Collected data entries
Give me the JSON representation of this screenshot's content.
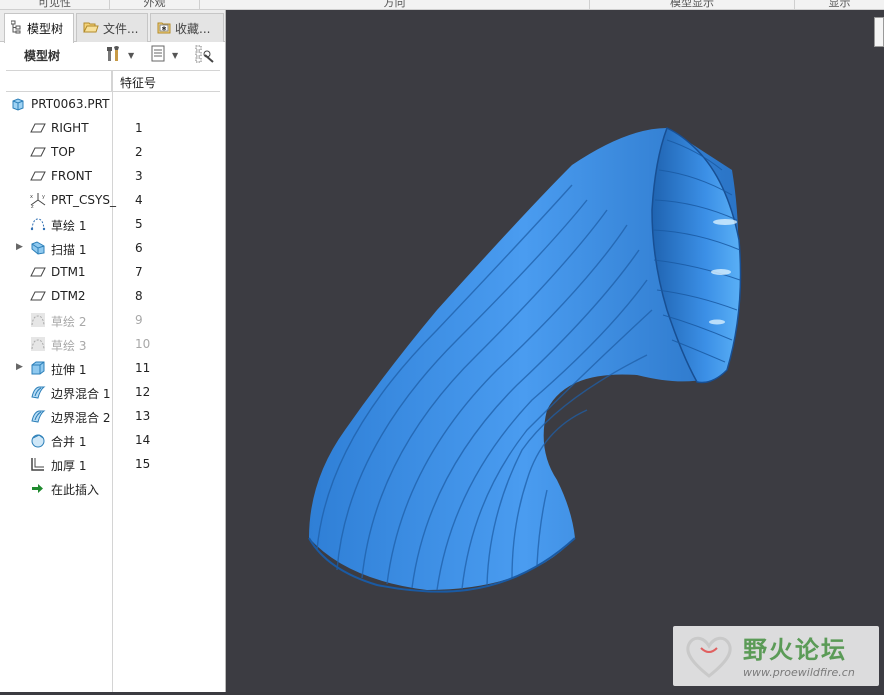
{
  "topbar": {
    "segments": [
      "可见性",
      "外观",
      "方向",
      "模型显示",
      "显示"
    ]
  },
  "tabs": [
    {
      "label": "模型树",
      "icon": "tree-icon",
      "active": true
    },
    {
      "label": "文件...",
      "icon": "folder-icon",
      "active": false
    },
    {
      "label": "收藏...",
      "icon": "favorites-icon",
      "active": false
    }
  ],
  "toolbar": {
    "label": "模型树"
  },
  "columns": {
    "feature_id": "特征号"
  },
  "tree": {
    "root": "PRT0063.PRT",
    "items": [
      {
        "name": "RIGHT",
        "num": "1",
        "icon": "datum-plane-icon"
      },
      {
        "name": "TOP",
        "num": "2",
        "icon": "datum-plane-icon"
      },
      {
        "name": "FRONT",
        "num": "3",
        "icon": "datum-plane-icon"
      },
      {
        "name": "PRT_CSYS_",
        "num": "4",
        "icon": "csys-icon"
      },
      {
        "name": "草绘 1",
        "num": "5",
        "icon": "sketch-icon"
      },
      {
        "name": "扫描 1",
        "num": "6",
        "icon": "sweep-icon"
      },
      {
        "name": "DTM1",
        "num": "7",
        "icon": "datum-plane-icon"
      },
      {
        "name": "DTM2",
        "num": "8",
        "icon": "datum-plane-icon"
      },
      {
        "name": "草绘 2",
        "num": "9",
        "icon": "sketch-hidden-icon"
      },
      {
        "name": "草绘 3",
        "num": "10",
        "icon": "sketch-hidden-icon"
      },
      {
        "name": "拉伸 1",
        "num": "11",
        "icon": "extrude-icon"
      },
      {
        "name": "边界混合 1",
        "num": "12",
        "icon": "boundary-blend-icon"
      },
      {
        "name": "边界混合 2",
        "num": "13",
        "icon": "boundary-blend-icon"
      },
      {
        "name": "合并 1",
        "num": "14",
        "icon": "merge-icon"
      },
      {
        "name": "加厚 1",
        "num": "15",
        "icon": "thicken-icon"
      },
      {
        "name": "在此插入",
        "num": "",
        "icon": "insert-here-icon"
      }
    ]
  },
  "watermark": {
    "title": "野火论坛",
    "url": "www.proewildfire.cn"
  },
  "colors": {
    "model_blue": "#3d8ee6",
    "viewport_bg": "#3c3c42"
  }
}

The task |
Extract the full listing above verbatim; pictures are to be left out of the copy.

Written response |
Give me the JSON representation of this screenshot's content.
{
  "topbar": {
    "segments": [
      "可见性",
      "外观",
      "方向",
      "模型显示",
      "显示"
    ]
  },
  "tabs": [
    {
      "label": "模型树",
      "icon": "tree-icon",
      "active": true
    },
    {
      "label": "文件...",
      "icon": "folder-icon",
      "active": false
    },
    {
      "label": "收藏...",
      "icon": "favorites-icon",
      "active": false
    }
  ],
  "toolbar": {
    "label": "模型树"
  },
  "columns": {
    "feature_id": "特征号"
  },
  "tree": {
    "root": "PRT0063.PRT",
    "items": [
      {
        "name": "RIGHT",
        "num": "1",
        "icon": "datum-plane-icon"
      },
      {
        "name": "TOP",
        "num": "2",
        "icon": "datum-plane-icon"
      },
      {
        "name": "FRONT",
        "num": "3",
        "icon": "datum-plane-icon"
      },
      {
        "name": "PRT_CSYS_",
        "num": "4",
        "icon": "csys-icon"
      },
      {
        "name": "草绘 1",
        "num": "5",
        "icon": "sketch-icon"
      },
      {
        "name": "扫描 1",
        "num": "6",
        "icon": "sweep-icon"
      },
      {
        "name": "DTM1",
        "num": "7",
        "icon": "datum-plane-icon"
      },
      {
        "name": "DTM2",
        "num": "8",
        "icon": "datum-plane-icon"
      },
      {
        "name": "草绘 2",
        "num": "9",
        "icon": "sketch-hidden-icon"
      },
      {
        "name": "草绘 3",
        "num": "10",
        "icon": "sketch-hidden-icon"
      },
      {
        "name": "拉伸 1",
        "num": "11",
        "icon": "extrude-icon"
      },
      {
        "name": "边界混合 1",
        "num": "12",
        "icon": "boundary-blend-icon"
      },
      {
        "name": "边界混合 2",
        "num": "13",
        "icon": "boundary-blend-icon"
      },
      {
        "name": "合并 1",
        "num": "14",
        "icon": "merge-icon"
      },
      {
        "name": "加厚 1",
        "num": "15",
        "icon": "thicken-icon"
      },
      {
        "name": "在此插入",
        "num": "",
        "icon": "insert-here-icon"
      }
    ]
  },
  "watermark": {
    "title": "野火论坛",
    "url": "www.proewildfire.cn"
  },
  "colors": {
    "model_blue": "#3d8ee6",
    "viewport_bg": "#3c3c42"
  }
}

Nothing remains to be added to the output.